→ SHORT PROBLEM
Return each line containing the string "JSON".

(Entries from a visual dataset)
_ _ _ _

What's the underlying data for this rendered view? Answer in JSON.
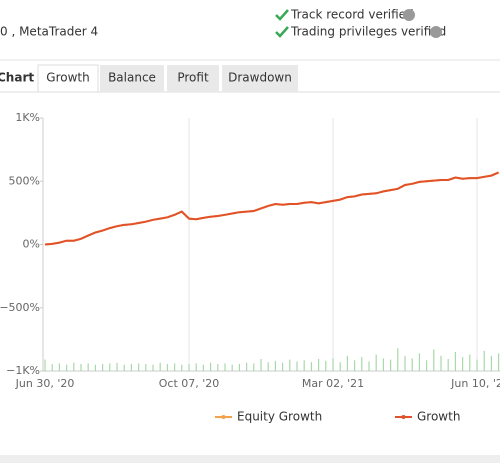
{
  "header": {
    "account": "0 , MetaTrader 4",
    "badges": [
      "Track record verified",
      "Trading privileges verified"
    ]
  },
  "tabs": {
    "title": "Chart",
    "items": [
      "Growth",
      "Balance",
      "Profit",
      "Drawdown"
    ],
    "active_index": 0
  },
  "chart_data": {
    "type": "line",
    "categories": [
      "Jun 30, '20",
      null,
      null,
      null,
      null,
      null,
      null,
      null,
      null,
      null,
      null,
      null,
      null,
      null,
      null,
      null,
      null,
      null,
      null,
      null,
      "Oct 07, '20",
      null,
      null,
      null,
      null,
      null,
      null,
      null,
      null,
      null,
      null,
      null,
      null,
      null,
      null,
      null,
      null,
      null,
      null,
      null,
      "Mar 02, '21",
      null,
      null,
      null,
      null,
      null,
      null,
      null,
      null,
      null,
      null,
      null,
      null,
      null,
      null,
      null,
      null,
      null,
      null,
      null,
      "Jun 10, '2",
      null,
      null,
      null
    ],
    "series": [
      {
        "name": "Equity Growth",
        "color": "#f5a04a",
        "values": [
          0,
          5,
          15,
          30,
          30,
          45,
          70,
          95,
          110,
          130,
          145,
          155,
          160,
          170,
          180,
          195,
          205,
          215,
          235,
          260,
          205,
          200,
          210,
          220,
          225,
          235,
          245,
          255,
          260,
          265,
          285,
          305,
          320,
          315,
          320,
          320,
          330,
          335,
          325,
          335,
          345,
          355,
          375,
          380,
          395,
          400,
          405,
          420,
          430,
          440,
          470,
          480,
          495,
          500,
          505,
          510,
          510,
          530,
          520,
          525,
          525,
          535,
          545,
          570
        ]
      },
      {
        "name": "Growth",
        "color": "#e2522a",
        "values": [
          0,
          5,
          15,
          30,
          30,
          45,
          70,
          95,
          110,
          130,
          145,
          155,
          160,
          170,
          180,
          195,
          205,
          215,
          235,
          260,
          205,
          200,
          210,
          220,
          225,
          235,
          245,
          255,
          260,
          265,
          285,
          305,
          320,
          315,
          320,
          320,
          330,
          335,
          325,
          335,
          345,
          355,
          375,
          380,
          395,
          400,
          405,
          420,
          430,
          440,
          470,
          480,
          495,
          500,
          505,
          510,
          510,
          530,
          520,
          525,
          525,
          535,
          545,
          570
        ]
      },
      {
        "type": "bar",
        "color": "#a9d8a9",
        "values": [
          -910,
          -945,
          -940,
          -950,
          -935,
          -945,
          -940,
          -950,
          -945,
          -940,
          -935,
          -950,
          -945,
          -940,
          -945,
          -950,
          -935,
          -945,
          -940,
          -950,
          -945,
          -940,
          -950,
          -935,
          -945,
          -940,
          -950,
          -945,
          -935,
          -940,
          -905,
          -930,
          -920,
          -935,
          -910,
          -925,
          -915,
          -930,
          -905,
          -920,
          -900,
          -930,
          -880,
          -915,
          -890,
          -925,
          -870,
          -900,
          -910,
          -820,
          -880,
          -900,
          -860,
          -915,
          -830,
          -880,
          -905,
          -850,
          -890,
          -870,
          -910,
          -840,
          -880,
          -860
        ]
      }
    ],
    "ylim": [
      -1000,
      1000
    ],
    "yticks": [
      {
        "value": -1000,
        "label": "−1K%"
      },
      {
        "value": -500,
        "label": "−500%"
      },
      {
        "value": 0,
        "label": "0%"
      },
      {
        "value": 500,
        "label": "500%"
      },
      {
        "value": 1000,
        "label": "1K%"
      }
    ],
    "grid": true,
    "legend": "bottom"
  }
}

_ _ _ _

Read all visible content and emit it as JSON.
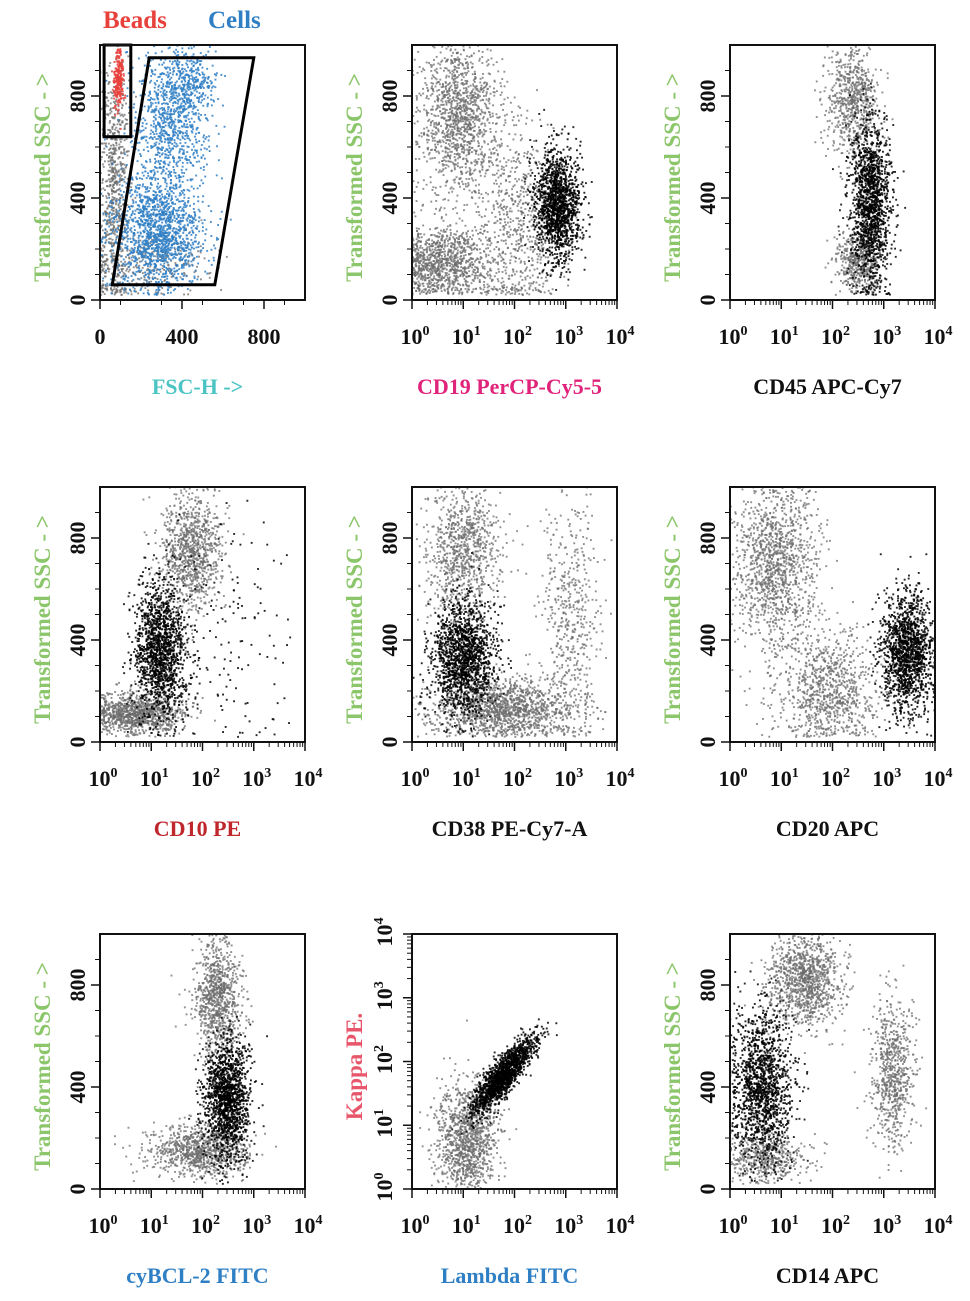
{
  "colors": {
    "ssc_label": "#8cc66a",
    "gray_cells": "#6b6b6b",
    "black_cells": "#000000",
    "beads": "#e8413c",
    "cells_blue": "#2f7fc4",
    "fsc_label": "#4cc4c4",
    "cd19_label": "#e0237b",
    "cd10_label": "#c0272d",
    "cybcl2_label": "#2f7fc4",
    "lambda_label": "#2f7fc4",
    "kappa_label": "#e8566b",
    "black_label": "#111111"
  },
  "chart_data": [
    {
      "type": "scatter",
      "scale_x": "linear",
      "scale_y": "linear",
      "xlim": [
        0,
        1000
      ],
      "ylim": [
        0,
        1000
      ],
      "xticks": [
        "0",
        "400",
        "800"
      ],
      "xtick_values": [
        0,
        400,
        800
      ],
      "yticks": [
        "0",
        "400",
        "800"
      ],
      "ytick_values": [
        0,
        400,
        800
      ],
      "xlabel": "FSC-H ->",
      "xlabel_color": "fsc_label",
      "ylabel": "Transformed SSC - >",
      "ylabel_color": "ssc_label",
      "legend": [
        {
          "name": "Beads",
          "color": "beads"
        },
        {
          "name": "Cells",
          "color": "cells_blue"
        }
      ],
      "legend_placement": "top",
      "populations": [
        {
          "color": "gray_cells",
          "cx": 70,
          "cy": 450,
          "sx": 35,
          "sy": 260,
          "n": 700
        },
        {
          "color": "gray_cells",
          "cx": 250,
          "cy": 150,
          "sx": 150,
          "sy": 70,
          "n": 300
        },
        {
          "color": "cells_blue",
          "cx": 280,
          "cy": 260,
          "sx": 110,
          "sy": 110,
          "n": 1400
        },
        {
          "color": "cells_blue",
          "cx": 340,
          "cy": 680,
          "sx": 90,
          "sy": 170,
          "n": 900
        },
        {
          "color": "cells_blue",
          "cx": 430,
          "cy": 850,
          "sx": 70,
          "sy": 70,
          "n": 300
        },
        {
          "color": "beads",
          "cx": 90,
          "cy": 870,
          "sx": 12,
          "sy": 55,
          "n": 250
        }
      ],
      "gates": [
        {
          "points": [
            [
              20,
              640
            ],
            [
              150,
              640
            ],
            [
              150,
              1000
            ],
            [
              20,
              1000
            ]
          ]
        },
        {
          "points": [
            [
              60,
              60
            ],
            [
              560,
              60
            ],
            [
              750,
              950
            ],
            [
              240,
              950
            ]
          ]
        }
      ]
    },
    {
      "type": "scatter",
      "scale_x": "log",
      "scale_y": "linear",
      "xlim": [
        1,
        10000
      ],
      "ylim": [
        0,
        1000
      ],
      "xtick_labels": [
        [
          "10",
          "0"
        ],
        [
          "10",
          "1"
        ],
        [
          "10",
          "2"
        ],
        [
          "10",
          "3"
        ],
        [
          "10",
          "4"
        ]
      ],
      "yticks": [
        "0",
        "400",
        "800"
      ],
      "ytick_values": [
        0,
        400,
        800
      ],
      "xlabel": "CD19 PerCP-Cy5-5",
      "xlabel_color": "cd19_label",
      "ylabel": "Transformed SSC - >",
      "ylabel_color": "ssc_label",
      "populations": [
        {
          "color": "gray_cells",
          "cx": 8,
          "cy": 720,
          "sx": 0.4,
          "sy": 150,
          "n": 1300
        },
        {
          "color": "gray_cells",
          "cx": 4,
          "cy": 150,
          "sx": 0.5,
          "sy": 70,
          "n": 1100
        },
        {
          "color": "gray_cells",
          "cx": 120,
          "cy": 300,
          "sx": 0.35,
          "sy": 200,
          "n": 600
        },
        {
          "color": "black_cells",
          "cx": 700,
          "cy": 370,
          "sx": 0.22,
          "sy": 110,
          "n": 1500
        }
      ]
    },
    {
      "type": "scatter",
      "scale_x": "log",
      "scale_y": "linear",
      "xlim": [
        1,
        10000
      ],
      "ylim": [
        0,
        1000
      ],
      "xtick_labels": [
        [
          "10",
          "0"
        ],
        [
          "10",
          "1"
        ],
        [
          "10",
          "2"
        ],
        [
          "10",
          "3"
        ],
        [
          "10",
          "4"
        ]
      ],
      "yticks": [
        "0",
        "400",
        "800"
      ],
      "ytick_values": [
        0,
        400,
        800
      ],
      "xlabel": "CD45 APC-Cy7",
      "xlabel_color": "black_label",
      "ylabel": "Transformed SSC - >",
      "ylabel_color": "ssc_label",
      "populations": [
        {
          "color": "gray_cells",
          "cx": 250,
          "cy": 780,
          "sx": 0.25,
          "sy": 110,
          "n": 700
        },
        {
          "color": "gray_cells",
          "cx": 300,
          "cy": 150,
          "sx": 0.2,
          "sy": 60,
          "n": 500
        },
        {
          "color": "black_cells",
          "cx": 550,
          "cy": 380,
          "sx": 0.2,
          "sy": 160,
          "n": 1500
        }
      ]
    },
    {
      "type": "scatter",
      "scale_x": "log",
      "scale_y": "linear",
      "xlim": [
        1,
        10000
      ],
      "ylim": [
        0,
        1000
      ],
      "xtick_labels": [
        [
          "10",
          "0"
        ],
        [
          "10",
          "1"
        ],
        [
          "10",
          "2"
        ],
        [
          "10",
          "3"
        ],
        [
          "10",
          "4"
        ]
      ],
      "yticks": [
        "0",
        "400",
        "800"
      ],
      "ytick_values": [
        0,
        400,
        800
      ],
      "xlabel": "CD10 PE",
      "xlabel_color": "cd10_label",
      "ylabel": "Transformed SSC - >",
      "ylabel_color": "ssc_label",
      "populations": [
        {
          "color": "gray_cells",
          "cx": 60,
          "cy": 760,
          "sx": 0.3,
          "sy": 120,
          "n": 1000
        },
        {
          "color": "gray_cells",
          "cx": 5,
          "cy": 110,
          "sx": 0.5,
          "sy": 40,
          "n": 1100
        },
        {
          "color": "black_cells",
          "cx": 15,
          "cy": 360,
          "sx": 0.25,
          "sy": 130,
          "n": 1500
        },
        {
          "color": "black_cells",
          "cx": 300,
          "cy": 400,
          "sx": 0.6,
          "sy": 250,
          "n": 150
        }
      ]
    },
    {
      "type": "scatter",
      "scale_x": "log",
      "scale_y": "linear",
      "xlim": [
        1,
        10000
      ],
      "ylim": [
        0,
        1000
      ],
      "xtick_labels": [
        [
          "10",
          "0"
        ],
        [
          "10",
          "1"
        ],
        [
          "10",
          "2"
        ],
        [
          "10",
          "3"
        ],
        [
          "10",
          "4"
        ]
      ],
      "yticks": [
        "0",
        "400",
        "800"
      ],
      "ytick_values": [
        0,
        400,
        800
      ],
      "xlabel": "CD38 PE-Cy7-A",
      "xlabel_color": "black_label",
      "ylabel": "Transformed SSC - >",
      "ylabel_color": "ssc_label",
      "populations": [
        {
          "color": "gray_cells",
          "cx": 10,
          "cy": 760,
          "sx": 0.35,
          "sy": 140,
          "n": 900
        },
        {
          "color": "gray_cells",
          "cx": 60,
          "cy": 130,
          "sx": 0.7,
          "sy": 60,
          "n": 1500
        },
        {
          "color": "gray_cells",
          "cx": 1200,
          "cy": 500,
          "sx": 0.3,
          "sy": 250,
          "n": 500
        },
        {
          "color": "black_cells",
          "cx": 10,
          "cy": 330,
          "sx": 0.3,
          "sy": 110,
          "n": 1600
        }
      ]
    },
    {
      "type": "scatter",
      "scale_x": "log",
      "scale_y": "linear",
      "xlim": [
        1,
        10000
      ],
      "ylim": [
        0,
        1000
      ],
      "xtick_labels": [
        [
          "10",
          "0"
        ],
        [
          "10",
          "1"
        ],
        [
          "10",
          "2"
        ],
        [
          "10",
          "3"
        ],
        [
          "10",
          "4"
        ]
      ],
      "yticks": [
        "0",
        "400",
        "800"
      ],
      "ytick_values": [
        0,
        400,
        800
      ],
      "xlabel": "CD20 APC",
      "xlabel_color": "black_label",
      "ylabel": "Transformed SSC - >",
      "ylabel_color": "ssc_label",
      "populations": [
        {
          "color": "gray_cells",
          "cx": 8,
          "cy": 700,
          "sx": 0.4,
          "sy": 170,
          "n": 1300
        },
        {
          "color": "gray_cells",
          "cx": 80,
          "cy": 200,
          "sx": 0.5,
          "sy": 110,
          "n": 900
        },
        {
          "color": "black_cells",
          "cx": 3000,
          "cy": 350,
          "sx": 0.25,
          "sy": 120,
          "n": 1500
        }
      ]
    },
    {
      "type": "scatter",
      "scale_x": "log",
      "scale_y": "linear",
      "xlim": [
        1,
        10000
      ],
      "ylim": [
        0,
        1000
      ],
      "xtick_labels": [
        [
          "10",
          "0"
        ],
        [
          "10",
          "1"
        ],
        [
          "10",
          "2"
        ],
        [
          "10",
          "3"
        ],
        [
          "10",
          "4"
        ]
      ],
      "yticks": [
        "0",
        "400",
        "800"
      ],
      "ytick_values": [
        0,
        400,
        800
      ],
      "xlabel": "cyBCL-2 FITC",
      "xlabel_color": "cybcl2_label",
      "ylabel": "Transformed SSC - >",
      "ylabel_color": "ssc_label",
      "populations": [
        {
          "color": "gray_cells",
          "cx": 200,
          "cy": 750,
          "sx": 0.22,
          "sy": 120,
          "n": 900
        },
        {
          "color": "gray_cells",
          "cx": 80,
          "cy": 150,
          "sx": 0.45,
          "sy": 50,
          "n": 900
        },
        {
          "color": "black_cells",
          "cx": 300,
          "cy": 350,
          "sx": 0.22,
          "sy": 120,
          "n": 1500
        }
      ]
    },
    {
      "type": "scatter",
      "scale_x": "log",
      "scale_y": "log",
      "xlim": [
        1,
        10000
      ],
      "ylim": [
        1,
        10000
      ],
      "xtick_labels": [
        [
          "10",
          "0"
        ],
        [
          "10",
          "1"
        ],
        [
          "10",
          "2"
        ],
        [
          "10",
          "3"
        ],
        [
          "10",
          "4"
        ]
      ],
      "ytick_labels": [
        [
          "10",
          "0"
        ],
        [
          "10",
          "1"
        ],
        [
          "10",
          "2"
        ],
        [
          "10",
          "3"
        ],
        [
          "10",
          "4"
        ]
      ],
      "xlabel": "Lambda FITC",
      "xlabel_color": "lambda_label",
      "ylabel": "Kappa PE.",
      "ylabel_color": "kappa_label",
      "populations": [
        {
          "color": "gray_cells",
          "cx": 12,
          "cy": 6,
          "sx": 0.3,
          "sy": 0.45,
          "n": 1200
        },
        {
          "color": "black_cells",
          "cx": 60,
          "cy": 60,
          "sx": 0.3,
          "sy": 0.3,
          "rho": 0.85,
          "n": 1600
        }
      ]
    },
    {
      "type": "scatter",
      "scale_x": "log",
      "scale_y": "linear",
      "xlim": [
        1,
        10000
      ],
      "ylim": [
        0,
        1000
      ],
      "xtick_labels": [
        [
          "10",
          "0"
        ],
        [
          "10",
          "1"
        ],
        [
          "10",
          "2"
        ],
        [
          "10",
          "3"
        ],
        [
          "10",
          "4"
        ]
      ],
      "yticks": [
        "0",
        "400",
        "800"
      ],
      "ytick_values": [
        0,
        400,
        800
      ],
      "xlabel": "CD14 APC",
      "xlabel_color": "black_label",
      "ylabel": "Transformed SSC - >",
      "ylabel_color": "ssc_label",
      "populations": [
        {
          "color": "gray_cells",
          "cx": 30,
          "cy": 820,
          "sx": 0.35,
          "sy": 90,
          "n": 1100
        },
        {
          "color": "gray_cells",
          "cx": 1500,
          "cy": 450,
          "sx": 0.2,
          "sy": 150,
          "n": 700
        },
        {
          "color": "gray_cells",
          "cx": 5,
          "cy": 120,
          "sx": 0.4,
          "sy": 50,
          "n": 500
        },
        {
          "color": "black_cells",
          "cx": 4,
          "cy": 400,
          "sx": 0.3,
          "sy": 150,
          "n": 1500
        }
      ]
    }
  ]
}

_ _ _ _

→ TASK RESPONSE
What's the underlying data for this rendered view? Answer in JSON.
Read all visible content and emit it as JSON.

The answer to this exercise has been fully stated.